Part of a data file:
####################
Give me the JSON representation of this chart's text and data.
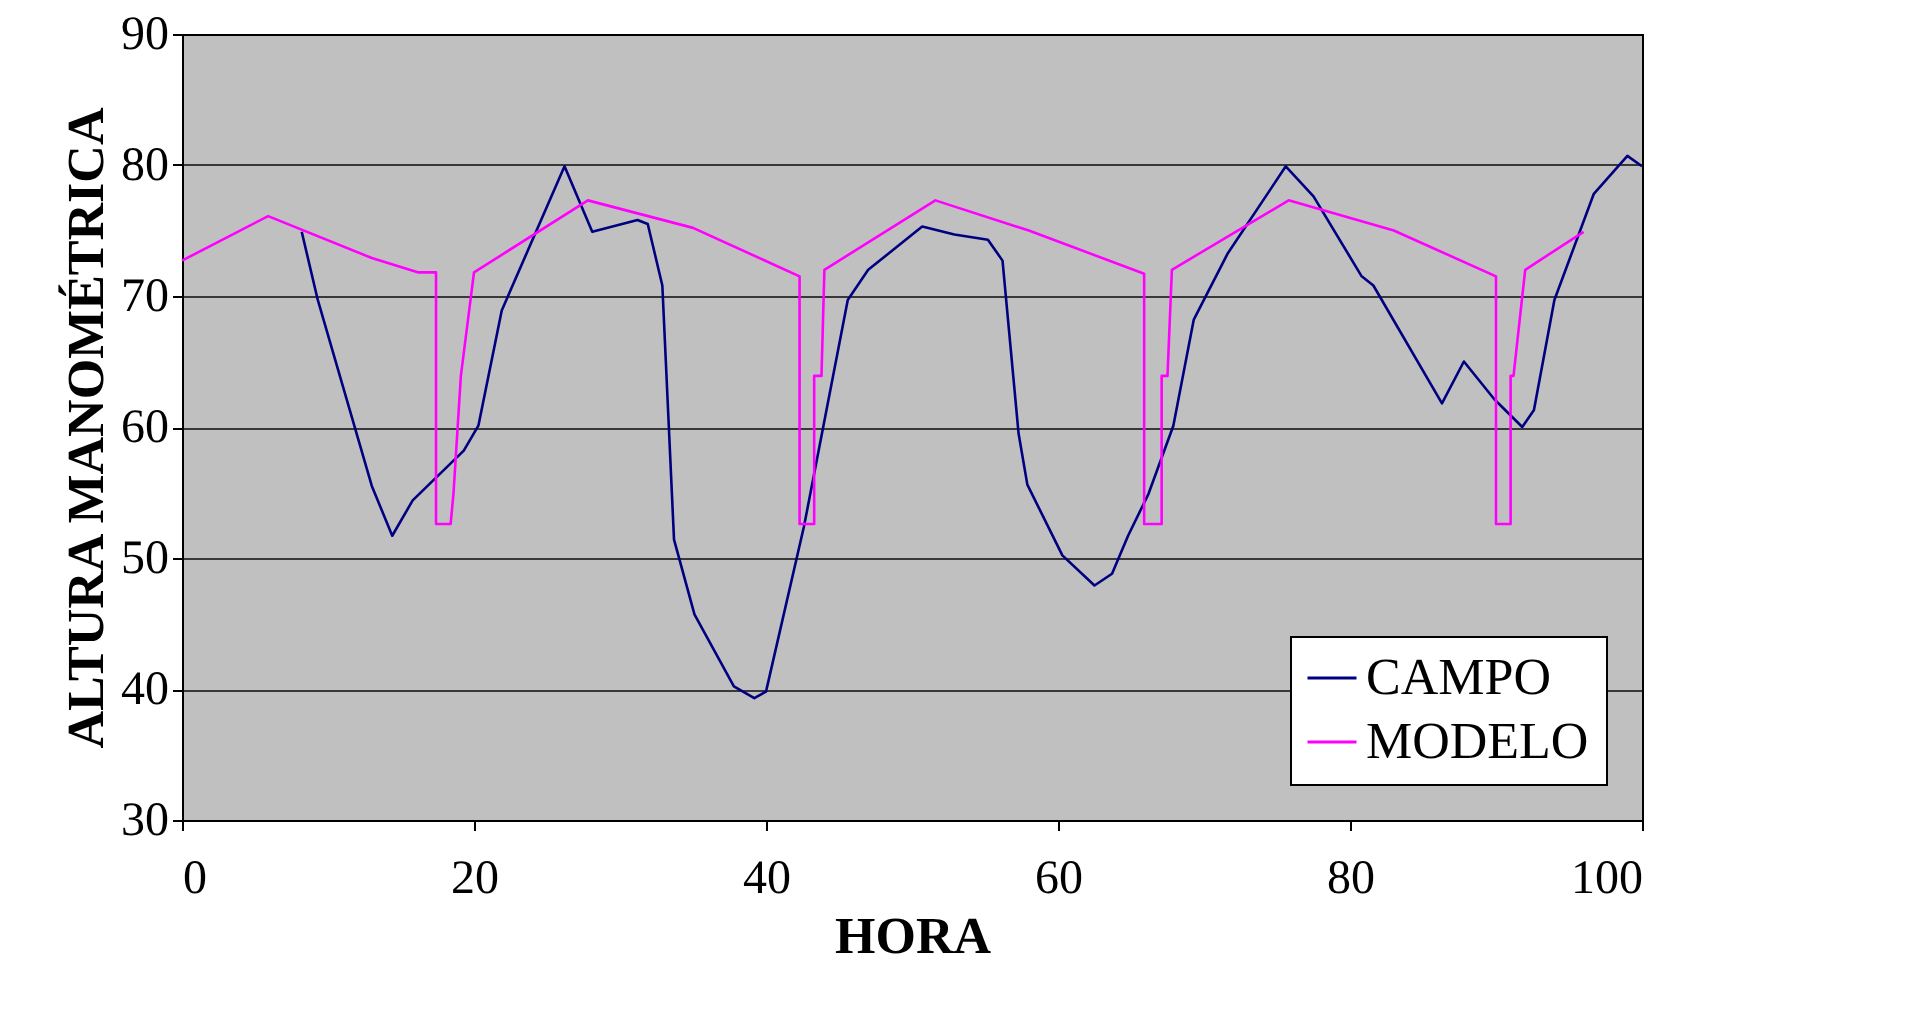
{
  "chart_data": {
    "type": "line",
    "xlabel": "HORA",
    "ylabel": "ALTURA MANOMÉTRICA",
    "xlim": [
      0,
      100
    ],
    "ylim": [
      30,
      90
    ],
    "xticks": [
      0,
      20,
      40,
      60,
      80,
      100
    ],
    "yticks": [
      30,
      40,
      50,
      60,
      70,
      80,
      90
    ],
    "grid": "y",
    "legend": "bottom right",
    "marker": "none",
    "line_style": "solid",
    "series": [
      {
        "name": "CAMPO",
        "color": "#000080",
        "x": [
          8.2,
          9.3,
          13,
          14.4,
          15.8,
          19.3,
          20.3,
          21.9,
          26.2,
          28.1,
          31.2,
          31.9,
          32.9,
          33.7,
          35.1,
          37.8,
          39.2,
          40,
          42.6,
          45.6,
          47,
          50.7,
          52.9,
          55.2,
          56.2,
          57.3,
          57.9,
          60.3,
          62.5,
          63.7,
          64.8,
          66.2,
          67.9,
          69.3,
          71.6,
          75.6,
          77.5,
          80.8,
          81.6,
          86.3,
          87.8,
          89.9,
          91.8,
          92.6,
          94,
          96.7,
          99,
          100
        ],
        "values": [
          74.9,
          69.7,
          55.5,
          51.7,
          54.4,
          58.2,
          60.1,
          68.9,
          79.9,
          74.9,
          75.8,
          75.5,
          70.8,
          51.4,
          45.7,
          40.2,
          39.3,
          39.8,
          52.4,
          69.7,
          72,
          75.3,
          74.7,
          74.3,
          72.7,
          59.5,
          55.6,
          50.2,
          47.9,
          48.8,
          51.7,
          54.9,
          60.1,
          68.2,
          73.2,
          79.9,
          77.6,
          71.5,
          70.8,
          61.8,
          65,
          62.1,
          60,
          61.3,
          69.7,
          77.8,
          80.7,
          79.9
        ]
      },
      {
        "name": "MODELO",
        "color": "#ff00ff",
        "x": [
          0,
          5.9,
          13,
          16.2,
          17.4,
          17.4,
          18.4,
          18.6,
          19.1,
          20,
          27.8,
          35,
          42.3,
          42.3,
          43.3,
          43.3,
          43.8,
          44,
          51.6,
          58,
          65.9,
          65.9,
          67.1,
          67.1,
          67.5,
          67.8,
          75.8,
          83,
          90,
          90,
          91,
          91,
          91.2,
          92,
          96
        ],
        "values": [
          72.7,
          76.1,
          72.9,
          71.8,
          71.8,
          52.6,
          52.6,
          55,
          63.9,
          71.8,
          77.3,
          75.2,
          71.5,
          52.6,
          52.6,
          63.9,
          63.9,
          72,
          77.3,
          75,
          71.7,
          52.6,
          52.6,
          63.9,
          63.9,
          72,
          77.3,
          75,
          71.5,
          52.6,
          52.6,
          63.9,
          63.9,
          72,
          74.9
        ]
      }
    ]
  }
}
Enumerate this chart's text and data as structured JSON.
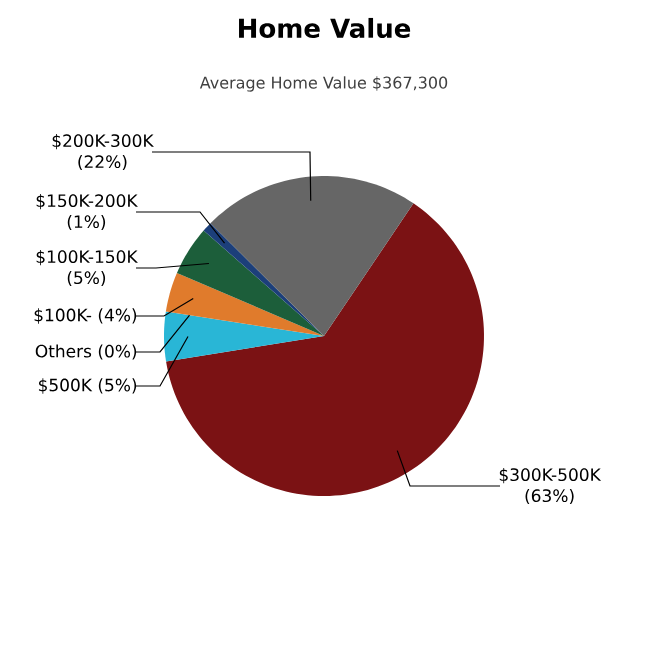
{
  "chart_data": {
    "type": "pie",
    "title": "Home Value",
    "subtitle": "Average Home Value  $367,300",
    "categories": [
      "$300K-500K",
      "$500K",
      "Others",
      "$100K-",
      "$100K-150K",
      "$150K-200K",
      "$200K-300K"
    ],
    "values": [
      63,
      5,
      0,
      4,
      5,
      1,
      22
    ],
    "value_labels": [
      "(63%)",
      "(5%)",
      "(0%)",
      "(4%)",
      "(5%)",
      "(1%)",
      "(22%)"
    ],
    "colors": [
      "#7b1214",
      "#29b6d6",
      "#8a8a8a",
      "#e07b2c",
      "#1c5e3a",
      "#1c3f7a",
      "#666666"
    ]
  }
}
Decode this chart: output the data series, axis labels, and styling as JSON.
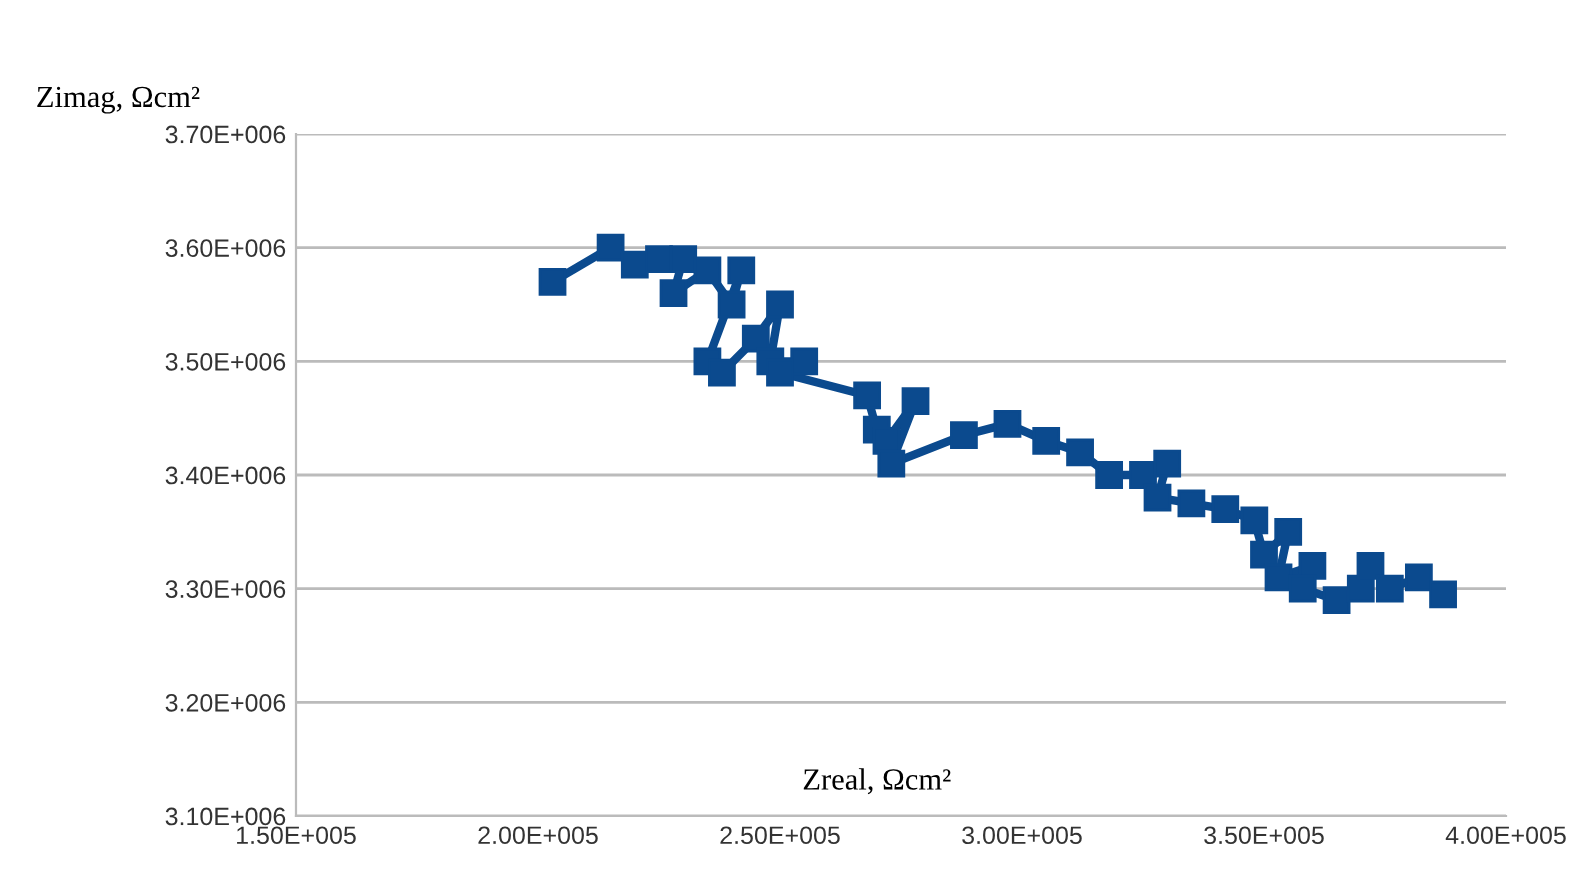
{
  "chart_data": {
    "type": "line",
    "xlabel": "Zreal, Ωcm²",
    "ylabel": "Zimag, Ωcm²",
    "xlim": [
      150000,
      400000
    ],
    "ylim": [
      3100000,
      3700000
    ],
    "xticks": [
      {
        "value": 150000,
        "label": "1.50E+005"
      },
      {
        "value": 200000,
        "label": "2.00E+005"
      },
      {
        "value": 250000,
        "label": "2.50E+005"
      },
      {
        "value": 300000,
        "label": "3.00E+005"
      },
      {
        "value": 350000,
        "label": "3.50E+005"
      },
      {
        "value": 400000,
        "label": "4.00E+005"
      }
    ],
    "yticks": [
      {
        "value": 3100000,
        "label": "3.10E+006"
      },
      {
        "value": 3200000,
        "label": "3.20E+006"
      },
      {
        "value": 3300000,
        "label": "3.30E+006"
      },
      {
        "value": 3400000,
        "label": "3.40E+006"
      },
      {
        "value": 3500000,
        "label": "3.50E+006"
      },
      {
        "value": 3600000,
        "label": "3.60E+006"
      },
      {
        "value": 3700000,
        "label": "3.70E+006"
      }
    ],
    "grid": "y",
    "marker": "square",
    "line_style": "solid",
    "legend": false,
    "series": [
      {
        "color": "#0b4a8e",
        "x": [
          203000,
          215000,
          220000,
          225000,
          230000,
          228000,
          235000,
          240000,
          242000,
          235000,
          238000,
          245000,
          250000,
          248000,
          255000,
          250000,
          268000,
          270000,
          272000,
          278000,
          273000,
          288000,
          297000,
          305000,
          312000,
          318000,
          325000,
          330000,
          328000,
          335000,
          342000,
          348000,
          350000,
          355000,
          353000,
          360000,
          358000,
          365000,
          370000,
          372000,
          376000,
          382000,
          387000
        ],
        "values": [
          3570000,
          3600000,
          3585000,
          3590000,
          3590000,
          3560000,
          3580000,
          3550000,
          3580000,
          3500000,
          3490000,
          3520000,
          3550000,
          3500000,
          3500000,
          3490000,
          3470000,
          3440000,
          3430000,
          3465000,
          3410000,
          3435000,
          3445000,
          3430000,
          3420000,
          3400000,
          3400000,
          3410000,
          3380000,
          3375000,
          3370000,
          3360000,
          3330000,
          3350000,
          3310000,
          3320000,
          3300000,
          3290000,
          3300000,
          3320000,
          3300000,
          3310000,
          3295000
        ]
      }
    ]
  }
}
####################
THE REQUEST: Each record above should come back exactly the same, only without its pictures.

ANSWER TO THIS TASK:
Give me the JSON representation of this chart's text and data.
{
  "chart_data": {
    "type": "line",
    "xlabel": "HORA",
    "ylabel": "ALTURA MANOMÉTRICA",
    "xlim": [
      0,
      100
    ],
    "ylim": [
      30,
      90
    ],
    "xticks": [
      0,
      20,
      40,
      60,
      80,
      100
    ],
    "yticks": [
      30,
      40,
      50,
      60,
      70,
      80,
      90
    ],
    "grid": "y",
    "legend": "bottom right",
    "marker": "none",
    "line_style": "solid",
    "series": [
      {
        "name": "CAMPO",
        "color": "#000080",
        "x": [
          8.2,
          9.3,
          13,
          14.4,
          15.8,
          19.3,
          20.3,
          21.9,
          26.2,
          28.1,
          31.2,
          31.9,
          32.9,
          33.7,
          35.1,
          37.8,
          39.2,
          40,
          42.6,
          45.6,
          47,
          50.7,
          52.9,
          55.2,
          56.2,
          57.3,
          57.9,
          60.3,
          62.5,
          63.7,
          64.8,
          66.2,
          67.9,
          69.3,
          71.6,
          75.6,
          77.5,
          80.8,
          81.6,
          86.3,
          87.8,
          89.9,
          91.8,
          92.6,
          94,
          96.7,
          99,
          100
        ],
        "values": [
          74.9,
          69.7,
          55.5,
          51.7,
          54.4,
          58.2,
          60.1,
          68.9,
          79.9,
          74.9,
          75.8,
          75.5,
          70.8,
          51.4,
          45.7,
          40.2,
          39.3,
          39.8,
          52.4,
          69.7,
          72,
          75.3,
          74.7,
          74.3,
          72.7,
          59.5,
          55.6,
          50.2,
          47.9,
          48.8,
          51.7,
          54.9,
          60.1,
          68.2,
          73.2,
          79.9,
          77.6,
          71.5,
          70.8,
          61.8,
          65,
          62.1,
          60,
          61.3,
          69.7,
          77.8,
          80.7,
          79.9
        ]
      },
      {
        "name": "MODELO",
        "color": "#ff00ff",
        "x": [
          0,
          5.9,
          13,
          16.2,
          17.4,
          17.4,
          18.4,
          18.6,
          19.1,
          20,
          27.8,
          35,
          42.3,
          42.3,
          43.3,
          43.3,
          43.8,
          44,
          51.6,
          58,
          65.9,
          65.9,
          67.1,
          67.1,
          67.5,
          67.8,
          75.8,
          83,
          90,
          90,
          91,
          91,
          91.2,
          92,
          96
        ],
        "values": [
          72.7,
          76.1,
          72.9,
          71.8,
          71.8,
          52.6,
          52.6,
          55,
          63.9,
          71.8,
          77.3,
          75.2,
          71.5,
          52.6,
          52.6,
          63.9,
          63.9,
          72,
          77.3,
          75,
          71.7,
          52.6,
          52.6,
          63.9,
          63.9,
          72,
          77.3,
          75,
          71.5,
          52.6,
          52.6,
          63.9,
          63.9,
          72,
          74.9
        ]
      }
    ]
  }
}
Enumerate this chart's text and data as structured JSON.
{
  "chart_data": {
    "type": "pie",
    "title": "Home Value",
    "subtitle": "Average Home Value  $367,300",
    "categories": [
      "$300K-500K",
      "$500K",
      "Others",
      "$100K-",
      "$100K-150K",
      "$150K-200K",
      "$200K-300K"
    ],
    "values": [
      63,
      5,
      0,
      4,
      5,
      1,
      22
    ],
    "value_labels": [
      "(63%)",
      "(5%)",
      "(0%)",
      "(4%)",
      "(5%)",
      "(1%)",
      "(22%)"
    ],
    "colors": [
      "#7b1214",
      "#29b6d6",
      "#8a8a8a",
      "#e07b2c",
      "#1c5e3a",
      "#1c3f7a",
      "#666666"
    ]
  }
}
Decode this chart: output the data series, axis labels, and styling as JSON.
{
  "chart_data": {
    "type": "line",
    "xlabel": "Zreal, Ωcm²",
    "ylabel": "Zimag, Ωcm²",
    "xlim": [
      150000,
      400000
    ],
    "ylim": [
      3100000,
      3700000
    ],
    "xticks": [
      {
        "value": 150000,
        "label": "1.50E+005"
      },
      {
        "value": 200000,
        "label": "2.00E+005"
      },
      {
        "value": 250000,
        "label": "2.50E+005"
      },
      {
        "value": 300000,
        "label": "3.00E+005"
      },
      {
        "value": 350000,
        "label": "3.50E+005"
      },
      {
        "value": 400000,
        "label": "4.00E+005"
      }
    ],
    "yticks": [
      {
        "value": 3100000,
        "label": "3.10E+006"
      },
      {
        "value": 3200000,
        "label": "3.20E+006"
      },
      {
        "value": 3300000,
        "label": "3.30E+006"
      },
      {
        "value": 3400000,
        "label": "3.40E+006"
      },
      {
        "value": 3500000,
        "label": "3.50E+006"
      },
      {
        "value": 3600000,
        "label": "3.60E+006"
      },
      {
        "value": 3700000,
        "label": "3.70E+006"
      }
    ],
    "grid": "y",
    "marker": "square",
    "line_style": "solid",
    "legend": false,
    "series": [
      {
        "color": "#0b4a8e",
        "x": [
          203000,
          215000,
          220000,
          225000,
          230000,
          228000,
          235000,
          240000,
          242000,
          235000,
          238000,
          245000,
          250000,
          248000,
          255000,
          250000,
          268000,
          270000,
          272000,
          278000,
          273000,
          288000,
          297000,
          305000,
          312000,
          318000,
          325000,
          330000,
          328000,
          335000,
          342000,
          348000,
          350000,
          355000,
          353000,
          360000,
          358000,
          365000,
          370000,
          372000,
          376000,
          382000,
          387000
        ],
        "values": [
          3570000,
          3600000,
          3585000,
          3590000,
          3590000,
          3560000,
          3580000,
          3550000,
          3580000,
          3500000,
          3490000,
          3520000,
          3550000,
          3500000,
          3500000,
          3490000,
          3470000,
          3440000,
          3430000,
          3465000,
          3410000,
          3435000,
          3445000,
          3430000,
          3420000,
          3400000,
          3400000,
          3410000,
          3380000,
          3375000,
          3370000,
          3360000,
          3330000,
          3350000,
          3310000,
          3320000,
          3300000,
          3290000,
          3300000,
          3320000,
          3300000,
          3310000,
          3295000
        ]
      }
    ]
  }
}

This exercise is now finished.